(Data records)
- - -
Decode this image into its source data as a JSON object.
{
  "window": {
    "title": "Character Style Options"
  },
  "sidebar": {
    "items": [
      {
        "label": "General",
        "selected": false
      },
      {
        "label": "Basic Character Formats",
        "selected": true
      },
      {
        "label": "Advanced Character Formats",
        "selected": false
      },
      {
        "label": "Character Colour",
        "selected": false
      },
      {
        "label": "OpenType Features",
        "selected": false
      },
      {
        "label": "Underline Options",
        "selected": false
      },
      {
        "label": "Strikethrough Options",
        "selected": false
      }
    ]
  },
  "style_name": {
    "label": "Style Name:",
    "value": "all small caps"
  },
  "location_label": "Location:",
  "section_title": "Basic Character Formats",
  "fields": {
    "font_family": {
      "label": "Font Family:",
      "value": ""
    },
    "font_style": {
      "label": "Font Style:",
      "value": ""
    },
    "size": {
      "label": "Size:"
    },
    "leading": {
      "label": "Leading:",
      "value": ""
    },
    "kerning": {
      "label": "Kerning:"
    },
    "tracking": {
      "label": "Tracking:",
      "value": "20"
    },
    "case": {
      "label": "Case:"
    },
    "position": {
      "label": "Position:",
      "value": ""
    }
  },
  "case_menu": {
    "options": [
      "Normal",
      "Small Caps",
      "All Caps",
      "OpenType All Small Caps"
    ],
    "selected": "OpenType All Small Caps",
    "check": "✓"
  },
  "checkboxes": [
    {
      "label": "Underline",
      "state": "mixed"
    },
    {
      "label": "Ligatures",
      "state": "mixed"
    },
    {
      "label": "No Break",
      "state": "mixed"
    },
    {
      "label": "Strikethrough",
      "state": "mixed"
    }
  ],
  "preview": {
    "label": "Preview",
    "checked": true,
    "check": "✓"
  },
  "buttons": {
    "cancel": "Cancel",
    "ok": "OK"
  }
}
- - -
§ Aim: Find "Underline". Copy every line it occurs in.

§ Response below:
        "label": "Underline Options",
      "label": "Underline",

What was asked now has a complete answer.